The problem -
Please count the lines in the entries below that contain the string "icon", treating uppercase and lowercase as different, and reply with that number alone.

Data to process -
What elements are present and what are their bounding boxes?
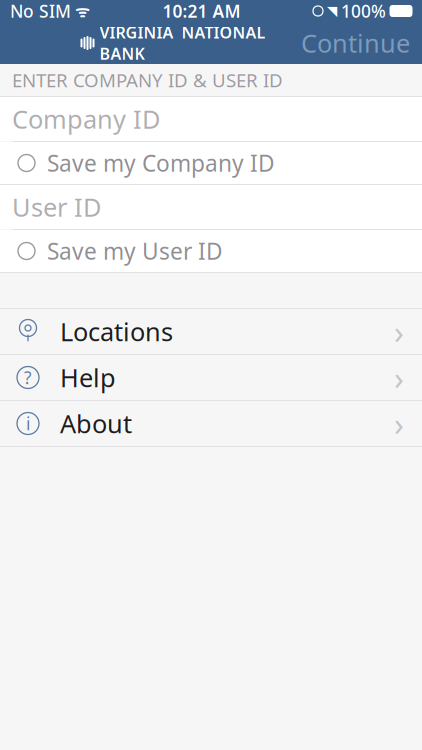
staticText: i: [26, 412, 30, 435]
staticText: Company ID: [12, 102, 160, 136]
button[interactable]: i: [0, 401, 422, 447]
staticText: User ID: [12, 190, 101, 224]
staticText: VIRGINIA NATIONAL BANK: [100, 22, 270, 64]
staticText: Help: [60, 361, 116, 394]
staticText: ENTER COMPANY ID & USER ID: [12, 68, 283, 92]
staticText: About: [60, 407, 132, 440]
button[interactable]: Save my User ID: [0, 230, 422, 273]
button[interactable]: ?: [0, 355, 422, 401]
staticText: Locations: [60, 315, 173, 348]
staticText: ◥: [327, 3, 337, 18]
staticText: 10:21 AM: [162, 0, 240, 22]
staticText: ›: [394, 402, 404, 445]
button[interactable]: Continue: [289, 23, 422, 63]
staticText: ›: [394, 356, 404, 399]
staticText: ?: [24, 366, 32, 389]
staticText: ›: [394, 310, 404, 353]
staticText: Save my User ID: [47, 236, 223, 266]
staticText: ᯤ: [71, 0, 90, 22]
button[interactable]: Locations: [0, 309, 422, 355]
staticText: No SIM: [10, 0, 71, 22]
staticText: 100%: [341, 0, 386, 22]
staticText: Save my Company ID: [47, 148, 275, 178]
staticText: Continue: [301, 26, 410, 60]
button[interactable]: Save my Company ID: [0, 142, 422, 185]
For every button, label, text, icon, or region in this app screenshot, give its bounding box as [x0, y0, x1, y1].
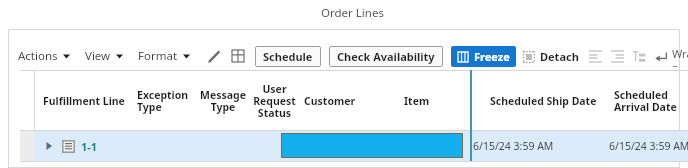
button[interactable]: View [81, 45, 128, 67]
staticText: Fulfillment Line [43, 94, 125, 108]
button[interactable]: Fulfillment Line [35, 71, 131, 130]
button[interactable]: Customer [300, 71, 400, 130]
button[interactable]: Message Type [197, 71, 252, 130]
staticText: 1-1 [81, 139, 98, 154]
staticText: Order Lines [321, 5, 384, 21]
button[interactable]: Hierarchy [628, 45, 650, 67]
staticText: Customer [304, 94, 356, 108]
staticText: Actions [18, 48, 58, 64]
button[interactable]: Align right [606, 45, 628, 67]
button[interactable]: Wrap [652, 46, 688, 67]
button[interactable]: Scheduled Arrival Date [614, 71, 688, 130]
button[interactable]: Exception Type [131, 71, 197, 130]
button[interactable]: Order Lines [16, 5, 688, 29]
button[interactable]: Freeze columns [227, 45, 249, 67]
button[interactable]: Item [400, 71, 478, 130]
staticText: Wrap [672, 46, 688, 67]
button[interactable]: Actions [14, 45, 75, 67]
staticText: Scheduled Ship Date [490, 94, 597, 108]
button[interactable]: Scheduled Ship Date [482, 71, 614, 130]
staticText: Format [138, 48, 178, 64]
staticText: Message Type [200, 88, 246, 114]
staticText: 6/15/24 3:59 AM [609, 139, 688, 153]
staticText: Freeze [474, 49, 510, 64]
staticText: Item [404, 94, 430, 108]
staticText: Schedule [263, 49, 313, 64]
staticText: Exception Type [137, 88, 189, 114]
staticText: Detach [540, 49, 579, 64]
button[interactable]: Line details [61, 139, 75, 153]
button[interactable]: Align left [584, 45, 606, 67]
staticText: View [85, 48, 111, 64]
button[interactable]: User Request Status [252, 71, 300, 130]
button[interactable]: Schedule [255, 46, 321, 67]
staticText: User Request Status [253, 82, 296, 120]
button[interactable]: Check Availability [329, 46, 443, 67]
button[interactable]: Detach [520, 46, 582, 67]
button[interactable]: Format [134, 45, 195, 67]
button[interactable]: Freeze [451, 46, 516, 67]
button[interactable]: Expand row [20, 131, 688, 161]
staticText: Check Availability [337, 49, 435, 64]
button[interactable]: Edit [203, 45, 225, 67]
button[interactable]: Expand row [42, 139, 56, 153]
staticText: Scheduled Arrival Date [614, 88, 677, 114]
staticText: 6/15/24 3:59 AM [473, 139, 554, 153]
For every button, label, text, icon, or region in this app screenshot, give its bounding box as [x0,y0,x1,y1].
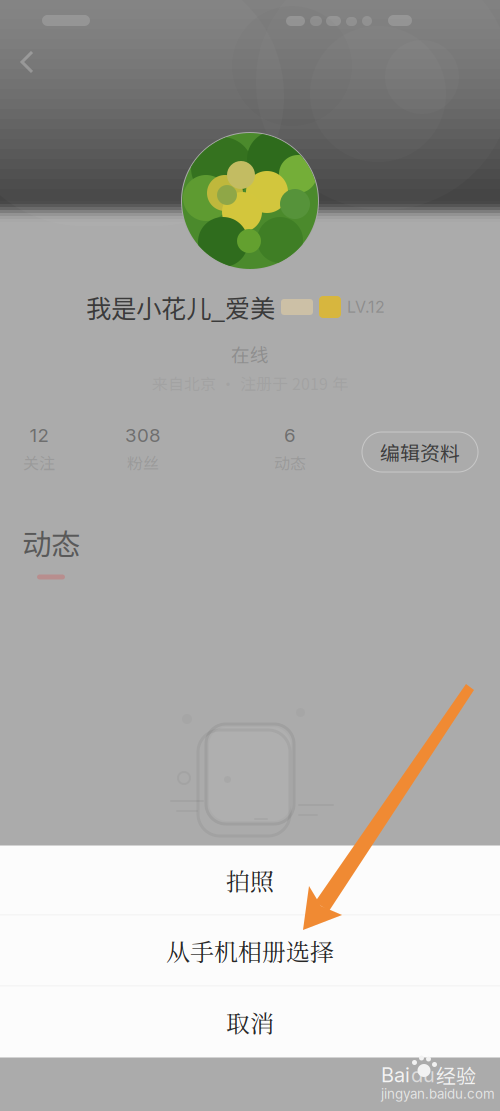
staticText: 经验 [436,1060,476,1090]
button[interactable]: 取消 [0,986,500,1058]
button[interactable]: 12 [1,424,77,482]
button[interactable]: 编辑资料 [362,432,478,472]
staticText: 6 [284,424,296,447]
button[interactable]: 从手机相册选择 [0,916,500,986]
staticText: 从手机相册选择 [166,933,334,968]
staticText: 粉丝 [127,451,159,474]
button[interactable]: 动态 [11,521,91,583]
button[interactable]: 6 [252,424,328,482]
staticText: jingyan.baidu.com [381,1086,495,1102]
button[interactable]: 返回 [6,40,50,84]
staticText: 12 [30,424,48,447]
staticText: 编辑资料 [380,438,460,466]
staticText: 关注 [23,451,55,474]
staticText: Bai [381,1063,410,1087]
staticText: 拍照 [226,863,274,897]
staticText: 动态 [274,451,306,474]
staticText: LV.12 [347,297,385,317]
staticText: 动态 [22,521,80,564]
button[interactable]: 308 [105,424,181,482]
staticText: 308 [125,424,161,447]
staticText: 在线 [231,340,269,368]
staticText: 取消 [226,1005,274,1039]
staticText: du [411,1063,435,1087]
staticText: 我是小花儿_爱美 [86,289,275,325]
button[interactable]: 拍照 [0,846,500,914]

Full output -
2